• [Exercise requirements]
[A] Please summarize the article on Colts GM Ryan Grigson in two sentences.
[B] In the article on Colts GM Ryan Grigson, what were the length and value of the contract extension Grigson gave Andrew Luck?
[C] Resume the article on Colts GM Ryan Grigson from the point where it stops.

• [Text passage]

NFL teams
Bill Barnwell, ESPN Staff Writer 7y

How Colts GM Ryan Grigson wasted away all his Luck

NFL, Indianapolis Colts

Editor's note: This story was originally published in October after the Colts' 2-4 start. After an 8-8 season, Grigson was fired on Saturday despite having three more years on his contract, and Colts owner Jim Irsay said the team will keep coach Chuck Pagano for 2017.


It looked like things were about to turn Indianapolis's way again last Sunday night. The Colts have been, in many ways, the luckiest franchise in football the past two decades. After producing a terrible season the year Peyton Manning entered the draft, they went 141-67 before Manning suffered a serious neck injury, yielding a second dismal season at the exact time Andrew Luck -- arguably the best quarterback prospect since Manning -- became available.

The Colts have played in what has perennially been the NFL's worst division with Luck at the helm, finishing no better than 13th in DVOA and still managing to make it to the playoffs three times in four seasons. Indy has won a league-high 71.1 percent of its games decided by one touchdown or less over that time frame. Meanwhile, the other teams in their division have combined to go through seven permanent head coaches.

All of which brings us to last Sunday night. With 4:56 left to go against the Texans, the Colts had a win expectancy of 99 percent. From there, the defense fell apart. It allowed a third-and-10 conversion at midfield to DeAndre Hopkins. Then Lamar Miller danced through tackles for a touchdown. Then the Colts went three-and-out and Houston scored again to tie the score. And after Indianapolis got one more bit of luck by winning the overtime coin toss, Indy punted and the Texans kicked a game-winning field goal.

Houston's 26-23 win sent the Colts reeling. ESPN's Football Power Index now gives Indy just a 9.3 percent chance of winning its division, courtesy of a defensive collapse authored by general manager Ryan Grigson. It was Grigson who said earlier this month that the Colts are struggling to put together a defense because of the five-year, $122-million contract extension he handed Luck this past offseason. (The exact quote, in case you're curious: "When you pay Andrew what we did, it's going to take some time to build on the other side of the ball.")

It's a quote that reveals a lot of what has gone wrong in Indianapolis. Blessed with the one thing every bad team desperately chases -- a superstar quarterback on a rookie contract -- Grigson squandered his opportunity and failed to build even a functional team around Luck. Now, having failed to do so, Grigson somehow blames Luck. When you look at the decisions Grigson has made over the past few years, you see a pattern of an executive with too much faith in his ability to evaluate personnel. The one thing that has kept Grigson afloat, ironically, is the quarterback who fell into his lap with the first overall pick.

• [Material supplied]
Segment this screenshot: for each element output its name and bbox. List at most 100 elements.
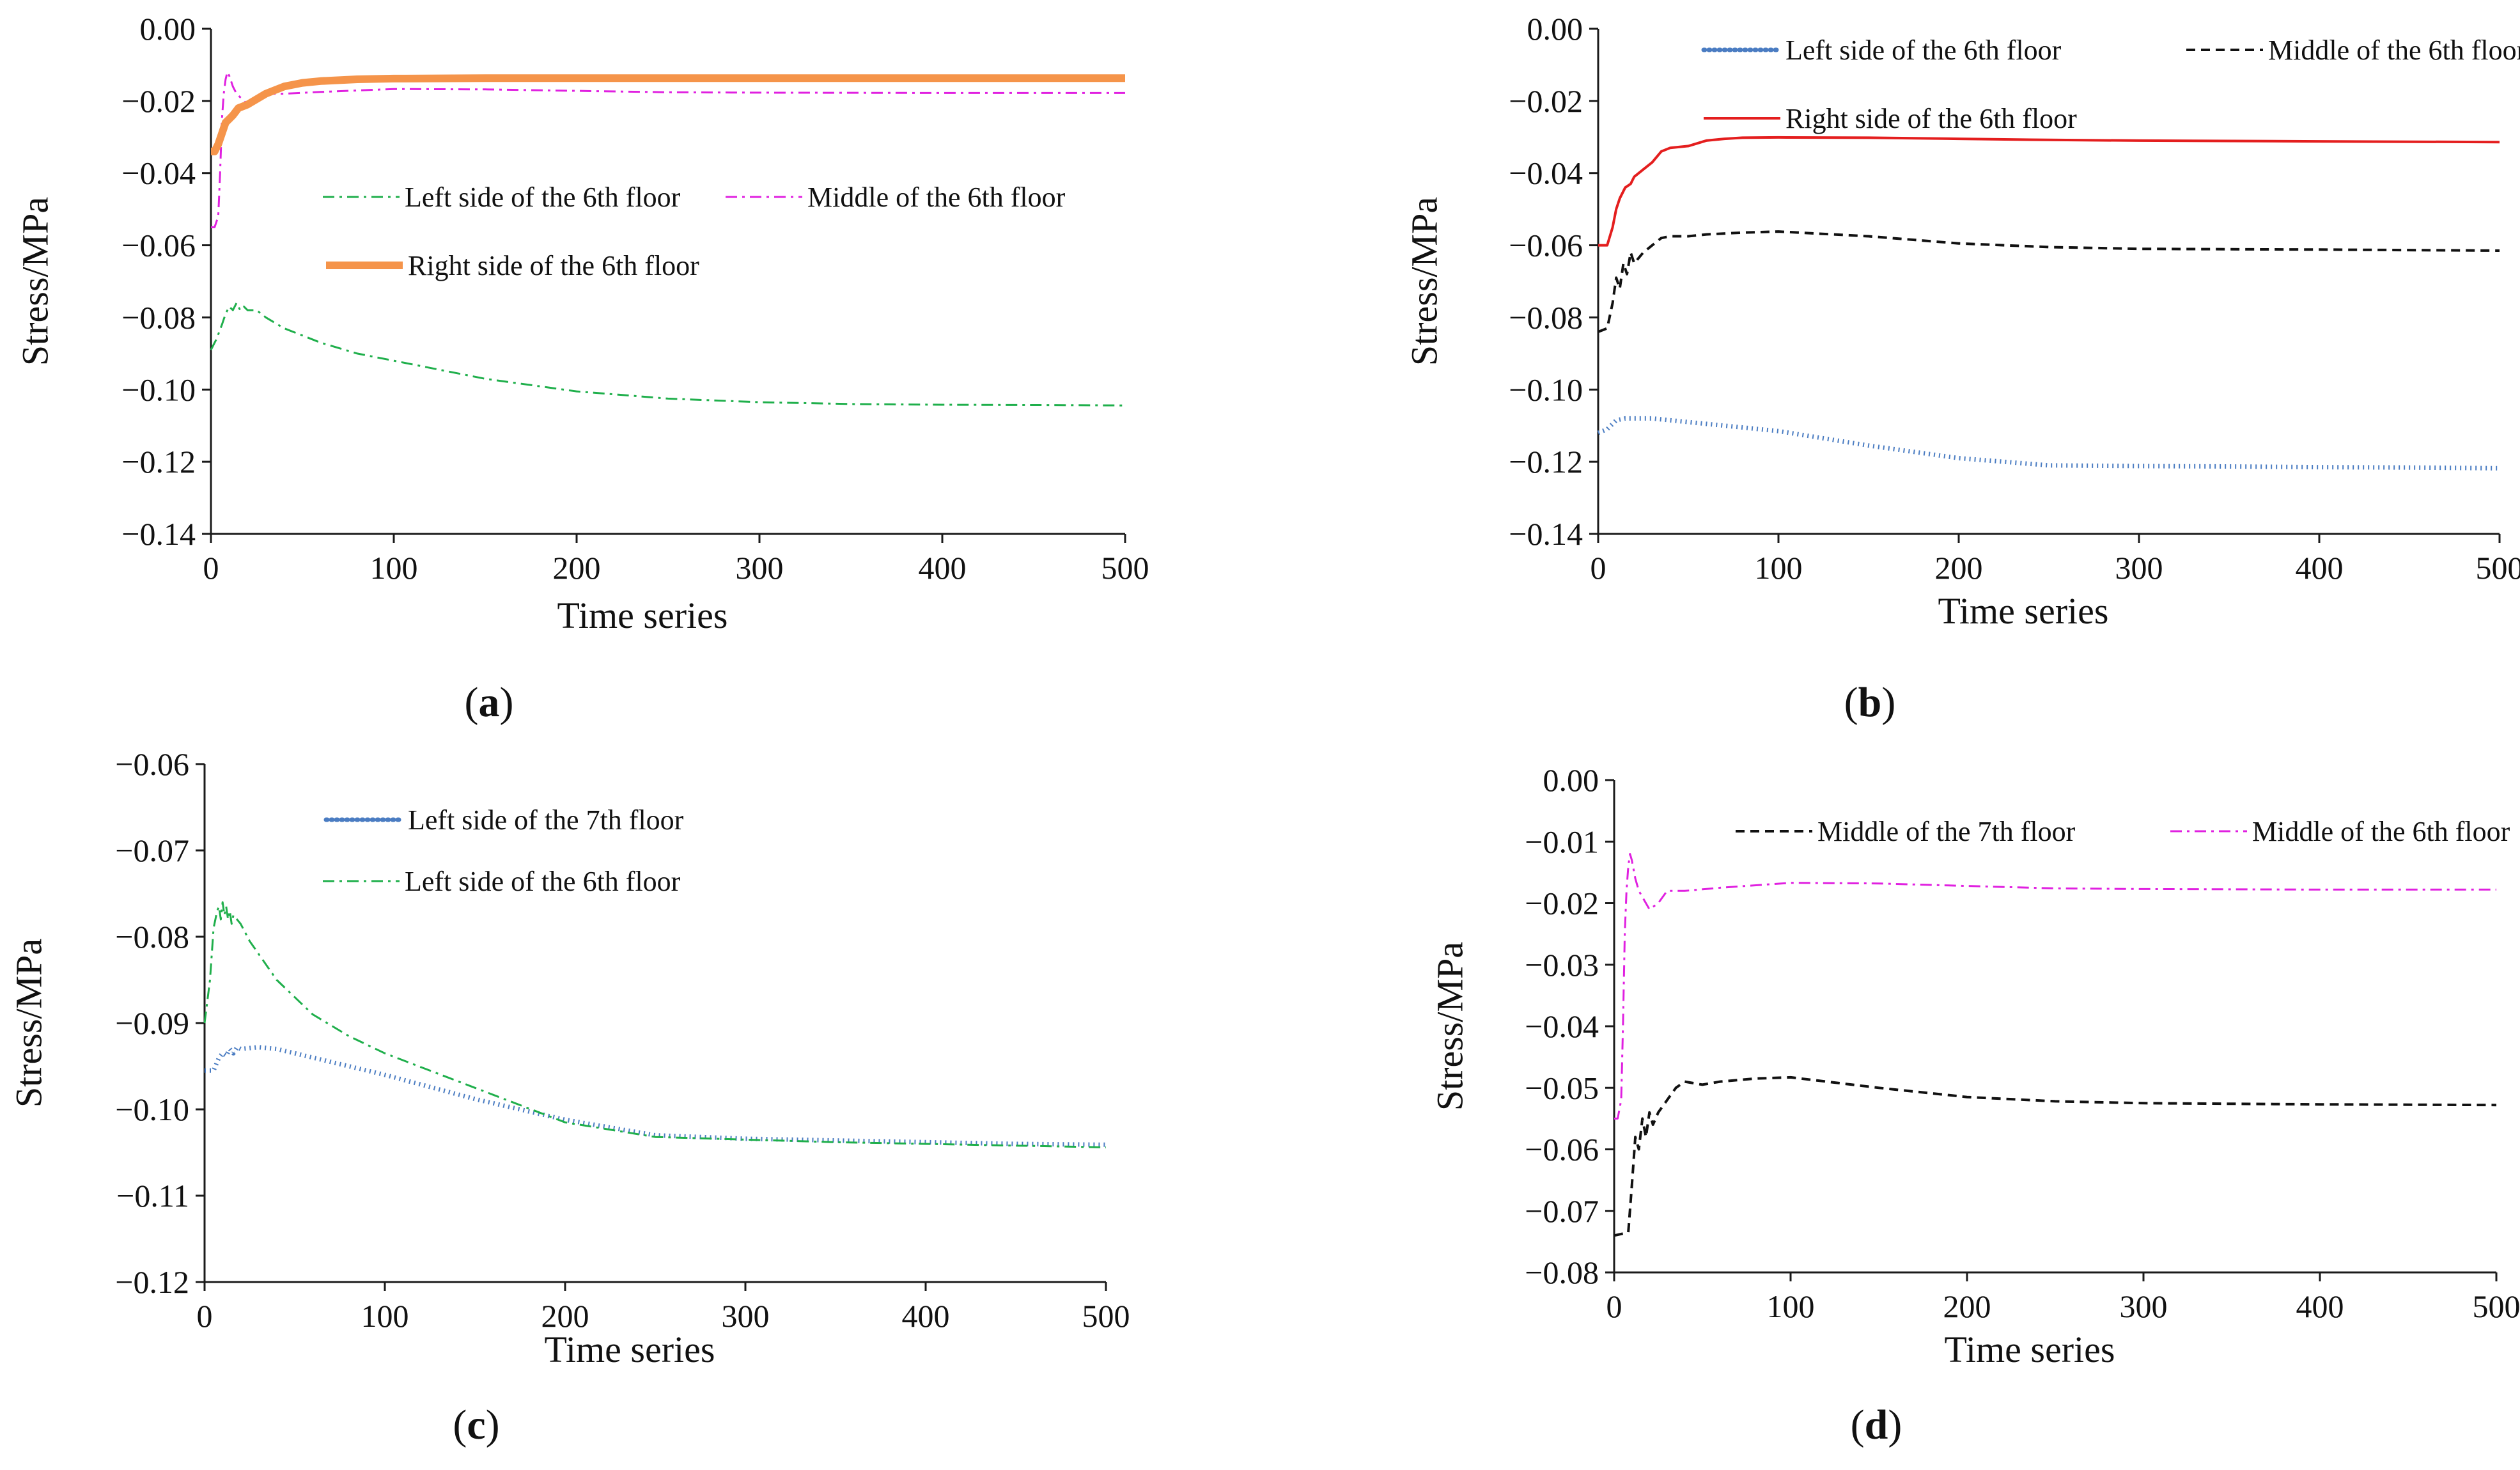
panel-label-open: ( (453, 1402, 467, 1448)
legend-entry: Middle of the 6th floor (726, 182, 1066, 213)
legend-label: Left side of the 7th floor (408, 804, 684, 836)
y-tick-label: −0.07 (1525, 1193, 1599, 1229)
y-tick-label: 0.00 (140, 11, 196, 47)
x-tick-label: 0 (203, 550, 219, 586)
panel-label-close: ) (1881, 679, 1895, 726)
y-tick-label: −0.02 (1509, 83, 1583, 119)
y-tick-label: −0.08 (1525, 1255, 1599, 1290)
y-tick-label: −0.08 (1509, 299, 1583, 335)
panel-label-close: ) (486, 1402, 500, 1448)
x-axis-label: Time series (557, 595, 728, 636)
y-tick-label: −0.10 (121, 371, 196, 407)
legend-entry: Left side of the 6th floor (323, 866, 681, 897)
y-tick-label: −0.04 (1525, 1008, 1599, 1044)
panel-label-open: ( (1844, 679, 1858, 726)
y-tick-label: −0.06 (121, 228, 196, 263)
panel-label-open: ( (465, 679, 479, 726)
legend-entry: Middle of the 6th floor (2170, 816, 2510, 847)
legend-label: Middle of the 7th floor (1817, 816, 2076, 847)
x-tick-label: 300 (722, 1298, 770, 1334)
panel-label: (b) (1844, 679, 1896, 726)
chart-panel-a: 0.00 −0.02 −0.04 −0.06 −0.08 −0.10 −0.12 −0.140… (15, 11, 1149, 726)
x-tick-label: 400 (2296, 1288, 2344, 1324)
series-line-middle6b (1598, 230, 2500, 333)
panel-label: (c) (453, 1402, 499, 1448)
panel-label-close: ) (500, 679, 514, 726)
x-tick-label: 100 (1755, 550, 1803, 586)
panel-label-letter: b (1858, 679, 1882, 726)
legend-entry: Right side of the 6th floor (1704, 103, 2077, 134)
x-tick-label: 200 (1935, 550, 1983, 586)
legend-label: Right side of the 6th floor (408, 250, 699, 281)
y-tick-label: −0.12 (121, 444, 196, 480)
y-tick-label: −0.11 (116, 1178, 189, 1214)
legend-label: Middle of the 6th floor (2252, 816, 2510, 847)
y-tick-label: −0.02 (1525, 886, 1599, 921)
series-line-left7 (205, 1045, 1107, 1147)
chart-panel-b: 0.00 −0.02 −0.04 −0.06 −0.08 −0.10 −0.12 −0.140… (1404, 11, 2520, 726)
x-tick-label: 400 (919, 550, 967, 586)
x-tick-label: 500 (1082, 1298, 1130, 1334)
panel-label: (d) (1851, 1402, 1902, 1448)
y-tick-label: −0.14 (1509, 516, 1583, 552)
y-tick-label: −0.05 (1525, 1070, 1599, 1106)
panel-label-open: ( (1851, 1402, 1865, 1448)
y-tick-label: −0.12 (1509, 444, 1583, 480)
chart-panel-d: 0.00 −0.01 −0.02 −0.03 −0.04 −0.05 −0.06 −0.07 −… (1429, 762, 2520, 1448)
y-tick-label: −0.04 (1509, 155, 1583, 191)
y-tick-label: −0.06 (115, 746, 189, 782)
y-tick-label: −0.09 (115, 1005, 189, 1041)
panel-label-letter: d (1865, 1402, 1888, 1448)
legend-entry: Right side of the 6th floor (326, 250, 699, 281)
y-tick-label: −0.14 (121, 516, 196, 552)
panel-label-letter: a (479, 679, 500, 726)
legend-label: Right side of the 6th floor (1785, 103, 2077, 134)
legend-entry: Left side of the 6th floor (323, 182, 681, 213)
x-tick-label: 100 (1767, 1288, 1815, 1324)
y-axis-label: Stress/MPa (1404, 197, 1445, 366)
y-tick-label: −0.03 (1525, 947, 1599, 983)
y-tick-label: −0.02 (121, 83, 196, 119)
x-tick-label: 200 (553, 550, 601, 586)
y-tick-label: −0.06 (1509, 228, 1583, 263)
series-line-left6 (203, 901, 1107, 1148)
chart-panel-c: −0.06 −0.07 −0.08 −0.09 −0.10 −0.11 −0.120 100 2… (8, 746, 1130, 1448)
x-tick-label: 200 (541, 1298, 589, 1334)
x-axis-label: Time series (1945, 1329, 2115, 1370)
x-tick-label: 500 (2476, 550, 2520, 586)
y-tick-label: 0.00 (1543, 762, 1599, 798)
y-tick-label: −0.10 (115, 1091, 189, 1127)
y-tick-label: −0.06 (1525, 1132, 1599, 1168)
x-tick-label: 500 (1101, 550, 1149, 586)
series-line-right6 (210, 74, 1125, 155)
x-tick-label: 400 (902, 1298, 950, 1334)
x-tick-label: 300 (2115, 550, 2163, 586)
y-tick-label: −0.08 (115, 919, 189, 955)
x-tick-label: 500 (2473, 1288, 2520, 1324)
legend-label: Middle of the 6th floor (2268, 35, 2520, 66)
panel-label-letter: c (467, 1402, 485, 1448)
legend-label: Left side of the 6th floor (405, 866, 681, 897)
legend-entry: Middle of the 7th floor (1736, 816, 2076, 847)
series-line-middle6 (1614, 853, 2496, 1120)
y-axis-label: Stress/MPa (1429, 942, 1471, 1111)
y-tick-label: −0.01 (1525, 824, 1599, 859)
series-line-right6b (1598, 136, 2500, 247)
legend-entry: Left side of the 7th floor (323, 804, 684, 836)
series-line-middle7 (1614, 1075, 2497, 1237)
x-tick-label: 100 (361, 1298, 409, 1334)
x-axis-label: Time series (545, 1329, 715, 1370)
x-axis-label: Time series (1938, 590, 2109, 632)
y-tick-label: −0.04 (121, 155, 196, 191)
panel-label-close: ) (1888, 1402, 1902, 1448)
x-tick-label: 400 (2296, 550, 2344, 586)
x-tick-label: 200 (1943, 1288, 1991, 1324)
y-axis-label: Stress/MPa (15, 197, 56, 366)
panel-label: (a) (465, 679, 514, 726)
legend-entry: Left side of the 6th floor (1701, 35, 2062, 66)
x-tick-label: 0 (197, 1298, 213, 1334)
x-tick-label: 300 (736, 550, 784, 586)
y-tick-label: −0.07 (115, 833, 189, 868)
---
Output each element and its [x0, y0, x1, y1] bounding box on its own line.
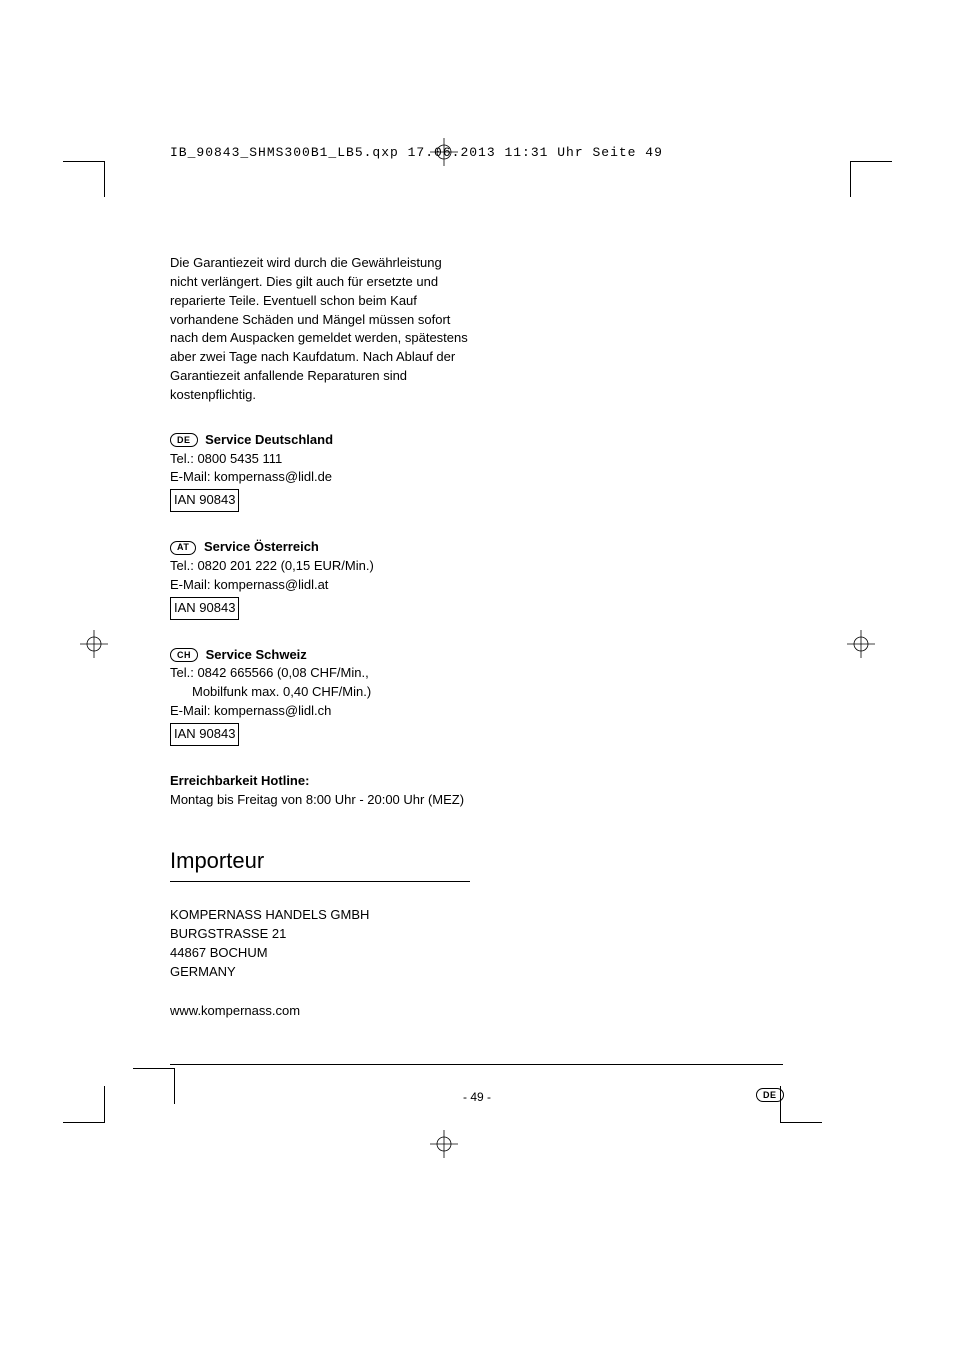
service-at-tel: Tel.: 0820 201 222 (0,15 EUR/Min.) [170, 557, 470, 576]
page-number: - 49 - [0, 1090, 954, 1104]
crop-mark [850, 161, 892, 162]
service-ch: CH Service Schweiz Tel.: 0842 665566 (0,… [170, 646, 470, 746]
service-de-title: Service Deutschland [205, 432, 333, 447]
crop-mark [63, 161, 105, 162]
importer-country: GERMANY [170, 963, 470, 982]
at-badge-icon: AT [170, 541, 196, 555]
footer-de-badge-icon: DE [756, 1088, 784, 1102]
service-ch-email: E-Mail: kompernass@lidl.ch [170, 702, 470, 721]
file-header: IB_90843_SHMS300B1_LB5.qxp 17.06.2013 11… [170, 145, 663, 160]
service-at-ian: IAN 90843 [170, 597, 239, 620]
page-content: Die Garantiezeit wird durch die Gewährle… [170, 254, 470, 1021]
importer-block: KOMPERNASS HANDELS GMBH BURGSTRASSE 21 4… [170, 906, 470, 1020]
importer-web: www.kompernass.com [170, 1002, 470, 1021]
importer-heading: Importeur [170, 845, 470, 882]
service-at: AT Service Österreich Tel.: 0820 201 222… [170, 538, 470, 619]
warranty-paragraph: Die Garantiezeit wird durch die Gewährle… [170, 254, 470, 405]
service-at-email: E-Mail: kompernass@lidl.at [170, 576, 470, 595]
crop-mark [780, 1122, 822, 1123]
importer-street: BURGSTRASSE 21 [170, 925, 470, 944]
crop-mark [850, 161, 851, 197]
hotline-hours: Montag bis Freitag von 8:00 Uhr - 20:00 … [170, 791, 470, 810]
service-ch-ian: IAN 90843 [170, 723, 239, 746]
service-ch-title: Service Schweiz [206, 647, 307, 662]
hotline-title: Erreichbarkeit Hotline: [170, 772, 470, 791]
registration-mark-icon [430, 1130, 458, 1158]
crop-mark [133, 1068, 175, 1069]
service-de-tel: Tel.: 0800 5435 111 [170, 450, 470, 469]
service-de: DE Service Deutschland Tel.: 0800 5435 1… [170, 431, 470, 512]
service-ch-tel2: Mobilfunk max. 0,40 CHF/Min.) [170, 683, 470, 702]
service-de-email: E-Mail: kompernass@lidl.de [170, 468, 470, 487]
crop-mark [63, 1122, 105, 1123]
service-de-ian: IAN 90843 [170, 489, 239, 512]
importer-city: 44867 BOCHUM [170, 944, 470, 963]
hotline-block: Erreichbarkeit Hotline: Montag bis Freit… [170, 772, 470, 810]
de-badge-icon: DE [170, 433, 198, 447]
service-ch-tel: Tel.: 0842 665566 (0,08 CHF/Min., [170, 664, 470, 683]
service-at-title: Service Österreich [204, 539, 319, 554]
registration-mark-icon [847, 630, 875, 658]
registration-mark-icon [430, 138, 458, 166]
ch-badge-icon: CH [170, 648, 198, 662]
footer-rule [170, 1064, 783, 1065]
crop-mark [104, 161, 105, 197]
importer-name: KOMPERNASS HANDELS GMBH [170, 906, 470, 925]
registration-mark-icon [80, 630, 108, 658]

• [Results by task]
[A] The Colts have long been a lucky franchise, and with Andrew Luck they made the playoffs three times in four seasons in a weak division, but they lost 26-23 to the Texans after their defense collapsed from a 99 percent win expectancy. The article blames general manager Ryan Grigson for failing to build a functional team around Luck and for citing Luck's contract extension as the reason the defense is struggling.

[B] Five years and $122 million.

[C]
Grigson's identity

Grigson's decision-making process is laid relatively bare in a lengthy profile written by Michael Silver during the 2015 offseason, one that reveals both positives and negatives. Seahawks general manager John Schneider credits Grigson for "[not being the type] that thinks he has all the answers," which is naturally a valuable skill for a general manager to possess. At the same time, though, Grigson vacillates from plan to plan without much conviction. In Silver's story, Grigson recalls telling Mike Adams, an excellent low-cost signing of Grigson's at safety, that he went from not wanting to sign anybody over 28 to avoiding anybody under 33 before giving a speech about how the old-school players he was acquiring wouldn't "put up with much B.S. from young guys who don't quite get it." There's some hyperbole in there, of course, but it says a lot about the organizational culture in Indianapolis at the time that the Colts felt the need to import talent to somehow keep younger players in line.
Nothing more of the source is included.